_RECORDS FOR THIS EXERCISE_:
**********

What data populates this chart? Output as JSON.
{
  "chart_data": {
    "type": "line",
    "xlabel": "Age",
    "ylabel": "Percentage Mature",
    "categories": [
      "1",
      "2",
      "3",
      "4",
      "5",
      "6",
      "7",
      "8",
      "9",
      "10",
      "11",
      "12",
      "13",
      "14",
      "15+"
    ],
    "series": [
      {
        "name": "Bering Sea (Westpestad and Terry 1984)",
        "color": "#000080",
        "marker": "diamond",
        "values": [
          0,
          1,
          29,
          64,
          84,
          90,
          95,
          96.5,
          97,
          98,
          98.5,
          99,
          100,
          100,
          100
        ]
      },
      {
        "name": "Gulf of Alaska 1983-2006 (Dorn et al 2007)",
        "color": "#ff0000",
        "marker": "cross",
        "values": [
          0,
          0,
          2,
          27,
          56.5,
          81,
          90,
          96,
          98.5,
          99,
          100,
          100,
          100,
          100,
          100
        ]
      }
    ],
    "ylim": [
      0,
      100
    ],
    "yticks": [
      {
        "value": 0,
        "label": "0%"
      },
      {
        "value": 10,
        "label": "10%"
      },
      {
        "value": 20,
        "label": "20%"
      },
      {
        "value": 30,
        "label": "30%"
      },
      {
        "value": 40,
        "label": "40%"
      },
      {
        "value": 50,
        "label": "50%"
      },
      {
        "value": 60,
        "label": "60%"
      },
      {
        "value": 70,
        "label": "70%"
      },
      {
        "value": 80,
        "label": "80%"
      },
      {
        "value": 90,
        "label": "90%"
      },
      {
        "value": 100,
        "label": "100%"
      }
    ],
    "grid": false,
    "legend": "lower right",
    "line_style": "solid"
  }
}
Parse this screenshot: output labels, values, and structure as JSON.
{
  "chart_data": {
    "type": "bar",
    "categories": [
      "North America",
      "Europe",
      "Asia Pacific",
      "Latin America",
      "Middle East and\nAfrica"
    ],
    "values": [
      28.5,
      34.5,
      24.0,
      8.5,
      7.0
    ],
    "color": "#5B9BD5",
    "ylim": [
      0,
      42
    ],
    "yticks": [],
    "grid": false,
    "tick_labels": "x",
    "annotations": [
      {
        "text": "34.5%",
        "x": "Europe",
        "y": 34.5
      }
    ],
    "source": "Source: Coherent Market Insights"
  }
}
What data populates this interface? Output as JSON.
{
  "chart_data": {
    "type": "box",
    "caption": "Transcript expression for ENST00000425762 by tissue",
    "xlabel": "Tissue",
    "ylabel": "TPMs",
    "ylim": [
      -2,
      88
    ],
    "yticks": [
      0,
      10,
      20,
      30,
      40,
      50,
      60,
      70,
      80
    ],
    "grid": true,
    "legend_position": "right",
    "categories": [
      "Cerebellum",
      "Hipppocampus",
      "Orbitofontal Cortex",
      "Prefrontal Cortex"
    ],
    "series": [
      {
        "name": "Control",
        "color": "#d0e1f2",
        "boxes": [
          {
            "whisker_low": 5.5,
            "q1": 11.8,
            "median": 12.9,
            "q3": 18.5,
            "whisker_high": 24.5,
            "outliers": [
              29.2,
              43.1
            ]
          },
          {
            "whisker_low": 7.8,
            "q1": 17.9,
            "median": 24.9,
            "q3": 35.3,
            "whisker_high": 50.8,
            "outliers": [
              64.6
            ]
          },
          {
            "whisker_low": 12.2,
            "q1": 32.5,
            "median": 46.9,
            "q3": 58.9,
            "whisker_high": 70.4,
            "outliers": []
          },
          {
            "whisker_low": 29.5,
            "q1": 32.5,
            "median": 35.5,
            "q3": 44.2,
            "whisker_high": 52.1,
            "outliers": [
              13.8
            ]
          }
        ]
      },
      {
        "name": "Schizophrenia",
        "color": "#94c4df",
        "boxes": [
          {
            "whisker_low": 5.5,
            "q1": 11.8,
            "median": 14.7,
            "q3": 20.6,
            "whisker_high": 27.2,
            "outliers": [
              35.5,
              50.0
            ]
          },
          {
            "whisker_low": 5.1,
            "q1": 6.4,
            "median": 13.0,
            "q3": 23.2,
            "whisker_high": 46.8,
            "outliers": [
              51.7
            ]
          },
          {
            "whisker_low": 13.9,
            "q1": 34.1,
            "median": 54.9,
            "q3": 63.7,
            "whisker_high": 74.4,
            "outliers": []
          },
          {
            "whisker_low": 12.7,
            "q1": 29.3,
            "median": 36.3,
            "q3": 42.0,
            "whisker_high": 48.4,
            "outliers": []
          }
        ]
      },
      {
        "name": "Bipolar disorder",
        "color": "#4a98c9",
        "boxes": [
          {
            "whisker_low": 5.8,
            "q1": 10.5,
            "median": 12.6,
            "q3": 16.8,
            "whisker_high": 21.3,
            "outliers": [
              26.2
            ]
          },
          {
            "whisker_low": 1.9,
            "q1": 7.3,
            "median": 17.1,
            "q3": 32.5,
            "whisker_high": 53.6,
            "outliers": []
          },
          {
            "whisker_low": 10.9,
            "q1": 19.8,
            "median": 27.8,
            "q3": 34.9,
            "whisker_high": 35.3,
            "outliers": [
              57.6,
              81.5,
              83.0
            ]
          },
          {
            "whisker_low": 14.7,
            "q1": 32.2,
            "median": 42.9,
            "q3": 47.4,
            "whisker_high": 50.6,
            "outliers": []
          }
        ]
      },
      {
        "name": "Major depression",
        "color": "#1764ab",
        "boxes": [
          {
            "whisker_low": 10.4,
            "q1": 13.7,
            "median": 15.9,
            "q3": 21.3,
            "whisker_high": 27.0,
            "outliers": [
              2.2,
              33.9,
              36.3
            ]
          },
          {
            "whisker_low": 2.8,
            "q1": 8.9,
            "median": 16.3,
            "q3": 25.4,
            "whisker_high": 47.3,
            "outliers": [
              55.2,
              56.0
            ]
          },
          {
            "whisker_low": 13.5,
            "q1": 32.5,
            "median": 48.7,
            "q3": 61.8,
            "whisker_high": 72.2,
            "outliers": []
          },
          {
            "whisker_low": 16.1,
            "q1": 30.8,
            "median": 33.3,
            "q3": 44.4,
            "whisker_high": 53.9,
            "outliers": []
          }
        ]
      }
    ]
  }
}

**********

Recite the full listing above exactly.

_OUTPUT FOR THIS EXERCISE_:
What data populates this chart? Output as JSON.
{
  "chart_data": {
    "type": "line",
    "xlabel": "Age",
    "ylabel": "Percentage Mature",
    "categories": [
      "1",
      "2",
      "3",
      "4",
      "5",
      "6",
      "7",
      "8",
      "9",
      "10",
      "11",
      "12",
      "13",
      "14",
      "15+"
    ],
    "series": [
      {
        "name": "Bering Sea (Westpestad and Terry 1984)",
        "color": "#000080",
        "marker": "diamond",
        "values": [
          0,
          1,
          29,
          64,
          84,
          90,
          95,
          96.5,
          97,
          98,
          98.5,
          99,
          100,
          100,
          100
        ]
      },
      {
        "name": "Gulf of Alaska 1983-2006 (Dorn et al 2007)",
        "color": "#ff0000",
        "marker": "cross",
        "values": [
          0,
          0,
          2,
          27,
          56.5,
          81,
          90,
          96,
          98.5,
          99,
          100,
          100,
          100,
          100,
          100
        ]
      }
    ],
    "ylim": [
      0,
      100
    ],
    "yticks": [
      {
        "value": 0,
        "label": "0%"
      },
      {
        "value": 10,
        "label": "10%"
      },
      {
        "value": 20,
        "label": "20%"
      },
      {
        "value": 30,
        "label": "30%"
      },
      {
        "value": 40,
        "label": "40%"
      },
      {
        "value": 50,
        "label": "50%"
      },
      {
        "value": 60,
        "label": "60%"
      },
      {
        "value": 70,
        "label": "70%"
      },
      {
        "value": 80,
        "label": "80%"
      },
      {
        "value": 90,
        "label": "90%"
      },
      {
        "value": 100,
        "label": "100%"
      }
    ],
    "grid": false,
    "legend": "lower right",
    "line_style": "solid"
  }
}
Parse this screenshot: output labels, values, and structure as JSON.
{
  "chart_data": {
    "type": "bar",
    "categories": [
      "North America",
      "Europe",
      "Asia Pacific",
      "Latin America",
      "Middle East and\nAfrica"
    ],
    "values": [
      28.5,
      34.5,
      24.0,
      8.5,
      7.0
    ],
    "color": "#5B9BD5",
    "ylim": [
      0,
      42
    ],
    "yticks": [],
    "grid": false,
    "tick_labels": "x",
    "annotations": [
      {
        "text": "34.5%",
        "x": "Europe",
        "y": 34.5
      }
    ],
    "source": "Source: Coherent Market Insights"
  }
}
What data populates this interface? Output as JSON.
{
  "chart_data": {
    "type": "box",
    "caption": "Transcript expression for ENST00000425762 by tissue",
    "xlabel": "Tissue",
    "ylabel": "TPMs",
    "ylim": [
      -2,
      88
    ],
    "yticks": [
      0,
      10,
      20,
      30,
      40,
      50,
      60,
      70,
      80
    ],
    "grid": true,
    "legend_position": "right",
    "categories": [
      "Cerebellum",
      "Hipppocampus",
      "Orbitofontal Cortex",
      "Prefrontal Cortex"
    ],
    "series": [
      {
        "name": "Control",
        "color": "#d0e1f2",
        "boxes": [
          {
            "whisker_low": 5.5,
            "q1": 11.8,
            "median": 12.9,
            "q3": 18.5,
            "whisker_high": 24.5,
            "outliers": [
              29.2,
              43.1
            ]
          },
          {
            "whisker_low": 7.8,
            "q1": 17.9,
            "median": 24.9,
            "q3": 35.3,
            "whisker_high": 50.8,
            "outliers": [
              64.6
            ]
          },
          {
            "whisker_low": 12.2,
            "q1": 32.5,
            "median": 46.9,
            "q3": 58.9,
            "whisker_high": 70.4,
            "outliers": []
          },
          {
            "whisker_low": 29.5,
            "q1": 32.5,
            "median": 35.5,
            "q3": 44.2,
            "whisker_high": 52.1,
            "outliers": [
              13.8
            ]
          }
        ]
      },
      {
        "name": "Schizophrenia",
        "color": "#94c4df",
        "boxes": [
          {
            "whisker_low": 5.5,
            "q1": 11.8,
            "median": 14.7,
            "q3": 20.6,
            "whisker_high": 27.2,
            "outliers": [
              35.5,
              50.0
            ]
          },
          {
            "whisker_low": 5.1,
            "q1": 6.4,
            "median": 13.0,
            "q3": 23.2,
            "whisker_high": 46.8,
            "outliers": [
              51.7
            ]
          },
          {
            "whisker_low": 13.9,
            "q1": 34.1,
            "median": 54.9,
            "q3": 63.7,
            "whisker_high": 74.4,
            "outliers": []
          },
          {
            "whisker_low": 12.7,
            "q1": 29.3,
            "median": 36.3,
            "q3": 42.0,
            "whisker_high": 48.4,
            "outliers": []
          }
        ]
      },
      {
        "name": "Bipolar disorder",
        "color": "#4a98c9",
        "boxes": [
          {
            "whisker_low": 5.8,
            "q1": 10.5,
            "median": 12.6,
            "q3": 16.8,
            "whisker_high": 21.3,
            "outliers": [
              26.2
            ]
          },
          {
            "whisker_low": 1.9,
            "q1": 7.3,
            "median": 17.1,
            "q3": 32.5,
            "whisker_high": 53.6,
            "outliers": []
          },
          {
            "whisker_low": 10.9,
            "q1": 19.8,
            "median": 27.8,
            "q3": 34.9,
            "whisker_high": 35.3,
            "outliers": [
              57.6,
              81.5,
              83.0
            ]
          },
          {
            "whisker_low": 14.7,
            "q1": 32.2,
            "median": 42.9,
            "q3": 47.4,
            "whisker_high": 50.6,
            "outliers": []
          }
        ]
      },
      {
        "name": "Major depression",
        "color": "#1764ab",
        "boxes": [
          {
            "whisker_low": 10.4,
            "q1": 13.7,
            "median": 15.9,
            "q3": 21.3,
            "whisker_high": 27.0,
            "outliers": [
              2.2,
              33.9,
              36.3
            ]
          },
          {
            "whisker_low": 2.8,
            "q1": 8.9,
            "median": 16.3,
            "q3": 25.4,
            "whisker_high": 47.3,
            "outliers": [
              55.2,
              56.0
            ]
          },
          {
            "whisker_low": 13.5,
            "q1": 32.5,
            "median": 48.7,
            "q3": 61.8,
            "whisker_high": 72.2,
            "outliers": []
          },
          {
            "whisker_low": 16.1,
            "q1": 30.8,
            "median": 33.3,
            "q3": 44.4,
            "whisker_high": 53.9,
            "outliers": []
          }
        ]
      }
    ]
  }
}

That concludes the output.